Excerpted data »
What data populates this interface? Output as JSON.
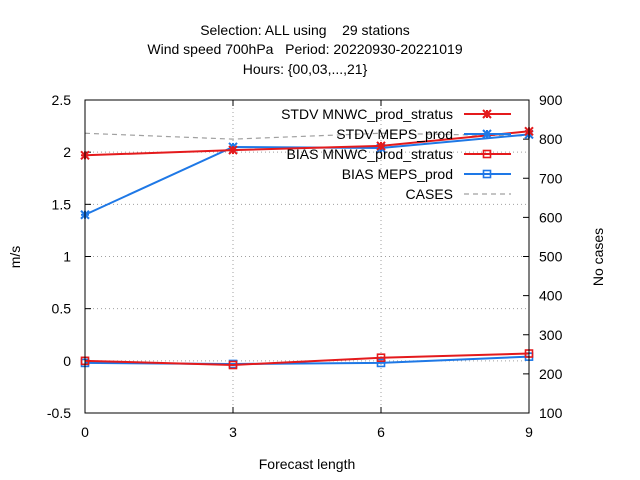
{
  "chart_data": {
    "type": "line",
    "title_lines": [
      "Selection: ALL using    29 stations",
      "Wind speed 700hPa   Period: 20220930-20221019",
      "Hours: {00,03,...,21}"
    ],
    "xlabel": "Forecast length",
    "ylabel": "m/s",
    "y2label": "No cases",
    "x": [
      0,
      3,
      6,
      9
    ],
    "xlim": [
      0,
      9
    ],
    "xticks": [
      "0",
      "3",
      "6",
      "9"
    ],
    "ylim": [
      -0.5,
      2.5
    ],
    "yticks": [
      "-0.5",
      "0",
      "0.5",
      "1",
      "1.5",
      "2",
      "2.5"
    ],
    "y2lim": [
      100,
      900
    ],
    "y2ticks": [
      "100",
      "200",
      "300",
      "400",
      "500",
      "600",
      "700",
      "800",
      "900"
    ],
    "grid": true,
    "legend_position": "top-right",
    "series": [
      {
        "name": "STDV MNWC_prod_stratus",
        "axis": "y",
        "marker": "star",
        "color": "#e41a1c",
        "dash": false,
        "values": [
          1.97,
          2.02,
          2.06,
          2.2
        ]
      },
      {
        "name": "STDV MEPS_prod",
        "axis": "y",
        "marker": "star",
        "color": "#1e78e6",
        "dash": false,
        "values": [
          1.4,
          2.05,
          2.04,
          2.17
        ]
      },
      {
        "name": "BIAS MNWC_prod_stratus",
        "axis": "y",
        "marker": "square",
        "color": "#e41a1c",
        "dash": false,
        "values": [
          0.0,
          -0.04,
          0.03,
          0.07
        ]
      },
      {
        "name": "BIAS MEPS_prod",
        "axis": "y",
        "marker": "square",
        "color": "#1e78e6",
        "dash": false,
        "values": [
          -0.02,
          -0.03,
          -0.02,
          0.04
        ]
      },
      {
        "name": "CASES",
        "axis": "y2",
        "marker": "none",
        "color": "#a0a0a0",
        "dash": true,
        "values": [
          815,
          800,
          815,
          808
        ]
      }
    ]
  }
}
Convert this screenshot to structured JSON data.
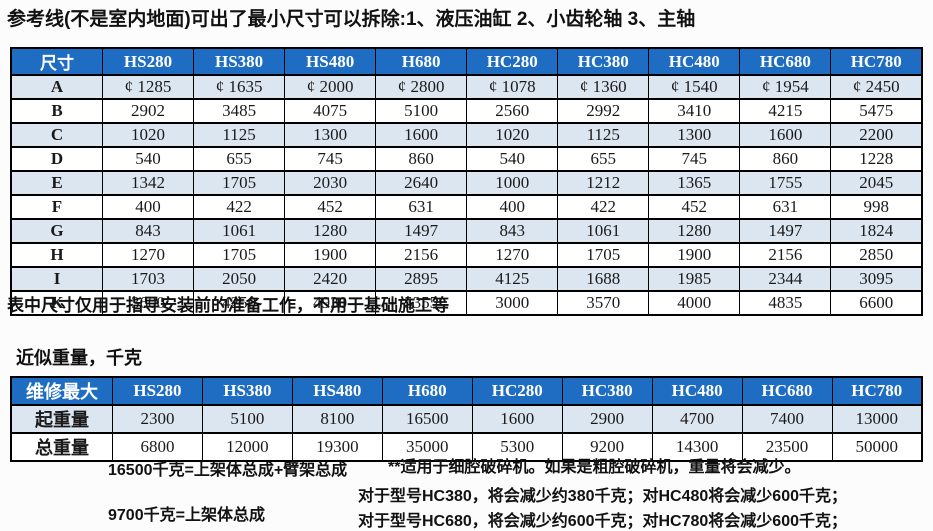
{
  "page": {
    "title": "参考线(不是室内地面)可出了最小尺寸可以拆除:1、液压油缸 2、小齿轮轴 3、主轴",
    "note_below_dimension_table": "表中尺寸仅用于指导安装前的准备工作，不用于基础施工等",
    "weights_section_title": "近似重量，千克"
  },
  "colors": {
    "header_bg": "#1e6dc3",
    "row_alt_bg": "#dce6f1",
    "border": "#000000"
  },
  "dimension_table": {
    "header": [
      "尺寸",
      "HS280",
      "HS380",
      "HS480",
      "H680",
      "HC280",
      "HC380",
      "HC480",
      "HC680",
      "HC780"
    ],
    "rows": [
      {
        "label": "A",
        "values": [
          "¢ 1285",
          "¢ 1635",
          "¢ 2000",
          "¢ 2800",
          "¢ 1078",
          "¢ 1360",
          "¢ 1540",
          "¢ 1954",
          "¢ 2450"
        ]
      },
      {
        "label": "B",
        "values": [
          "2902",
          "3485",
          "4075",
          "5100",
          "2560",
          "2992",
          "3410",
          "4215",
          "5475"
        ]
      },
      {
        "label": "C",
        "values": [
          "1020",
          "1125",
          "1300",
          "1600",
          "1020",
          "1125",
          "1300",
          "1600",
          "2200"
        ]
      },
      {
        "label": "D",
        "values": [
          "540",
          "655",
          "745",
          "860",
          "540",
          "655",
          "745",
          "860",
          "1228"
        ]
      },
      {
        "label": "E",
        "values": [
          "1342",
          "1705",
          "2030",
          "2640",
          "1000",
          "1212",
          "1365",
          "1755",
          "2045"
        ]
      },
      {
        "label": "F",
        "values": [
          "400",
          "422",
          "452",
          "631",
          "400",
          "422",
          "452",
          "631",
          "998"
        ]
      },
      {
        "label": "G",
        "values": [
          "843",
          "1061",
          "1280",
          "1497",
          "843",
          "1061",
          "1280",
          "1497",
          "1824"
        ]
      },
      {
        "label": "H",
        "values": [
          "1270",
          "1705",
          "1900",
          "2156",
          "1270",
          "1705",
          "1900",
          "2156",
          "2850"
        ]
      },
      {
        "label": "I",
        "values": [
          "1703",
          "2050",
          "2420",
          "2895",
          "4125",
          "1688",
          "1985",
          "2344",
          "3095"
        ]
      },
      {
        "label": "K",
        "values": [
          "3600",
          "4250",
          "4930",
          "5355",
          "3000",
          "3570",
          "4000",
          "4835",
          "6600"
        ]
      }
    ]
  },
  "weight_table": {
    "header": [
      "维修最大",
      "HS280",
      "HS380",
      "HS480",
      "H680",
      "HC280",
      "HC380",
      "HC480",
      "HC680",
      "HC780"
    ],
    "rows": [
      {
        "label": "起重量",
        "values": [
          "2300",
          "5100",
          "8100",
          "16500",
          "1600",
          "2900",
          "4700",
          "7400",
          "13000"
        ]
      },
      {
        "label": "总重量",
        "values": [
          "6800",
          "12000",
          "19300",
          "35000",
          "5300",
          "9200",
          "14300",
          "23500",
          "50000"
        ]
      }
    ]
  },
  "footnotes": {
    "left": [
      "16500千克=上架体总成+臂架总成",
      "9700千克=上架体总成"
    ],
    "right": [
      "**适用于细腔破碎机。如果是粗腔破碎机，重量将会减少。",
      "对于型号HC380，将会减少约380千克；对HC480将会减少600千克；",
      "对于型号HC680，将会减少约600千克；对HC780将会减少600千克；"
    ]
  }
}
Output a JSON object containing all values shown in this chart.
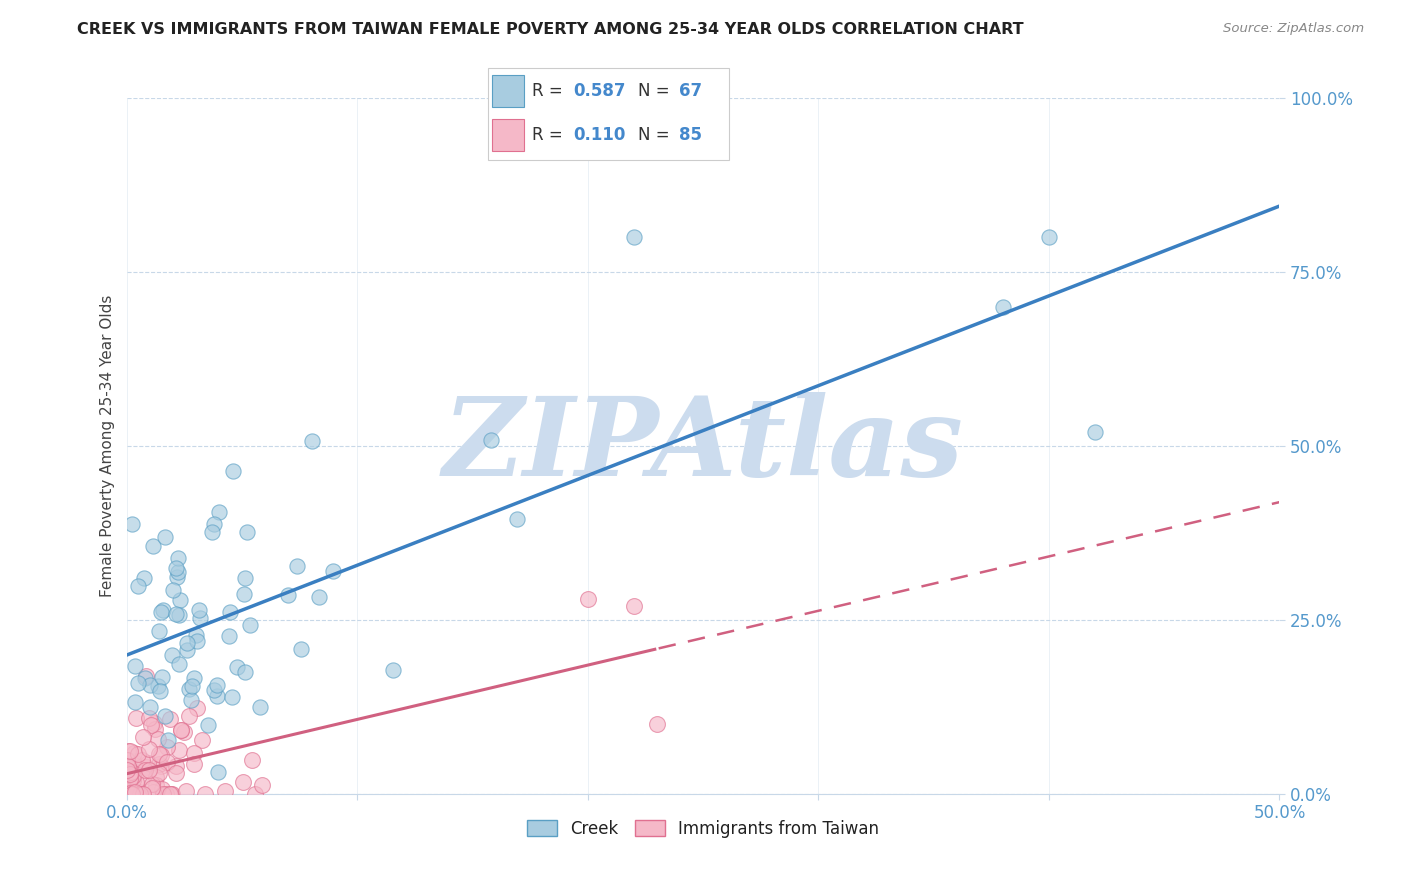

Task directions » Without the pictures, write out all of the material exactly.

Task solution »
What data populates this interface? Output as JSON.
{
  "chart_data": {
    "type": "line",
    "title_lines": [
      "Selection: ALL using    29 stations",
      "Wind speed 700hPa   Period: 20220930-20221019",
      "Hours: {00,03,...,21}"
    ],
    "xlabel": "Forecast length",
    "ylabel": "m/s",
    "y2label": "No cases",
    "x": [
      0,
      3,
      6,
      9
    ],
    "xlim": [
      0,
      9
    ],
    "xticks": [
      "0",
      "3",
      "6",
      "9"
    ],
    "ylim": [
      -0.5,
      2.5
    ],
    "yticks": [
      "-0.5",
      "0",
      "0.5",
      "1",
      "1.5",
      "2",
      "2.5"
    ],
    "y2lim": [
      100,
      900
    ],
    "y2ticks": [
      "100",
      "200",
      "300",
      "400",
      "500",
      "600",
      "700",
      "800",
      "900"
    ],
    "grid": true,
    "legend_position": "top-right",
    "series": [
      {
        "name": "STDV MNWC_prod_stratus",
        "axis": "y",
        "marker": "star",
        "color": "#e41a1c",
        "dash": false,
        "values": [
          1.97,
          2.02,
          2.06,
          2.2
        ]
      },
      {
        "name": "STDV MEPS_prod",
        "axis": "y",
        "marker": "star",
        "color": "#1e78e6",
        "dash": false,
        "values": [
          1.4,
          2.05,
          2.04,
          2.17
        ]
      },
      {
        "name": "BIAS MNWC_prod_stratus",
        "axis": "y",
        "marker": "square",
        "color": "#e41a1c",
        "dash": false,
        "values": [
          0.0,
          -0.04,
          0.03,
          0.07
        ]
      },
      {
        "name": "BIAS MEPS_prod",
        "axis": "y",
        "marker": "square",
        "color": "#1e78e6",
        "dash": false,
        "values": [
          -0.02,
          -0.03,
          -0.02,
          0.04
        ]
      },
      {
        "name": "CASES",
        "axis": "y2",
        "marker": "none",
        "color": "#a0a0a0",
        "dash": true,
        "values": [
          815,
          800,
          815,
          808
        ]
      }
    ]
  }
}
Convert this screenshot to structured JSON data.
{
  "page": {
    "title": "参考线(不是室内地面)可出了最小尺寸可以拆除:1、液压油缸 2、小齿轮轴 3、主轴",
    "note_below_dimension_table": "表中尺寸仅用于指导安装前的准备工作，不用于基础施工等",
    "weights_section_title": "近似重量，千克"
  },
  "colors": {
    "header_bg": "#1e6dc3",
    "row_alt_bg": "#dce6f1",
    "border": "#000000"
  },
  "dimension_table": {
    "header": [
      "尺寸",
      "HS280",
      "HS380",
      "HS480",
      "H680",
      "HC280",
      "HC380",
      "HC480",
      "HC680",
      "HC780"
    ],
    "rows": [
      {
        "label": "A",
        "values": [
          "¢ 1285",
          "¢ 1635",
          "¢ 2000",
          "¢ 2800",
          "¢ 1078",
          "¢ 1360",
          "¢ 1540",
          "¢ 1954",
          "¢ 2450"
        ]
      },
      {
        "label": "B",
        "values": [
          "2902",
          "3485",
          "4075",
          "5100",
          "2560",
          "2992",
          "3410",
          "4215",
          "5475"
        ]
      },
      {
        "label": "C",
        "values": [
          "1020",
          "1125",
          "1300",
          "1600",
          "1020",
          "1125",
          "1300",
          "1600",
          "2200"
        ]
      },
      {
        "label": "D",
        "values": [
          "540",
          "655",
          "745",
          "860",
          "540",
          "655",
          "745",
          "860",
          "1228"
        ]
      },
      {
        "label": "E",
        "values": [
          "1342",
          "1705",
          "2030",
          "2640",
          "1000",
          "1212",
          "1365",
          "1755",
          "2045"
        ]
      },
      {
        "label": "F",
        "values": [
          "400",
          "422",
          "452",
          "631",
          "400",
          "422",
          "452",
          "631",
          "998"
        ]
      },
      {
        "label": "G",
        "values": [
          "843",
          "1061",
          "1280",
          "1497",
          "843",
          "1061",
          "1280",
          "1497",
          "1824"
        ]
      },
      {
        "label": "H",
        "values": [
          "1270",
          "1705",
          "1900",
          "2156",
          "1270",
          "1705",
          "1900",
          "2156",
          "2850"
        ]
      },
      {
        "label": "I",
        "values": [
          "1703",
          "2050",
          "2420",
          "2895",
          "4125",
          "1688",
          "1985",
          "2344",
          "3095"
        ]
      },
      {
        "label": "K",
        "values": [
          "3600",
          "4250",
          "4930",
          "5355",
          "3000",
          "3570",
          "4000",
          "4835",
          "6600"
        ]
      }
    ]
  },
  "weight_table": {
    "header": [
      "维修最大",
      "HS280",
      "HS380",
      "HS480",
      "H680",
      "HC280",
      "HC380",
      "HC480",
      "HC680",
      "HC780"
    ],
    "rows": [
      {
        "label": "起重量",
        "values": [
          "2300",
          "5100",
          "8100",
          "16500",
          "1600",
          "2900",
          "4700",
          "7400",
          "13000"
        ]
      },
      {
        "label": "总重量",
        "values": [
          "6800",
          "12000",
          "19300",
          "35000",
          "5300",
          "9200",
          "14300",
          "23500",
          "50000"
        ]
      }
    ]
  },
  "footnotes": {
    "left": [
      "16500千克=上架体总成+臂架总成",
      "9700千克=上架体总成"
    ],
    "right": [
      "**适用于细腔破碎机。如果是粗腔破碎机，重量将会减少。",
      "对于型号HC380，将会减少约380千克；对HC480将会减少600千克；",
      "对于型号HC680，将会减少约600千克；对HC780将会减少600千克；"
    ]
  }
}
Output a JSON object containing all values shown in this chart.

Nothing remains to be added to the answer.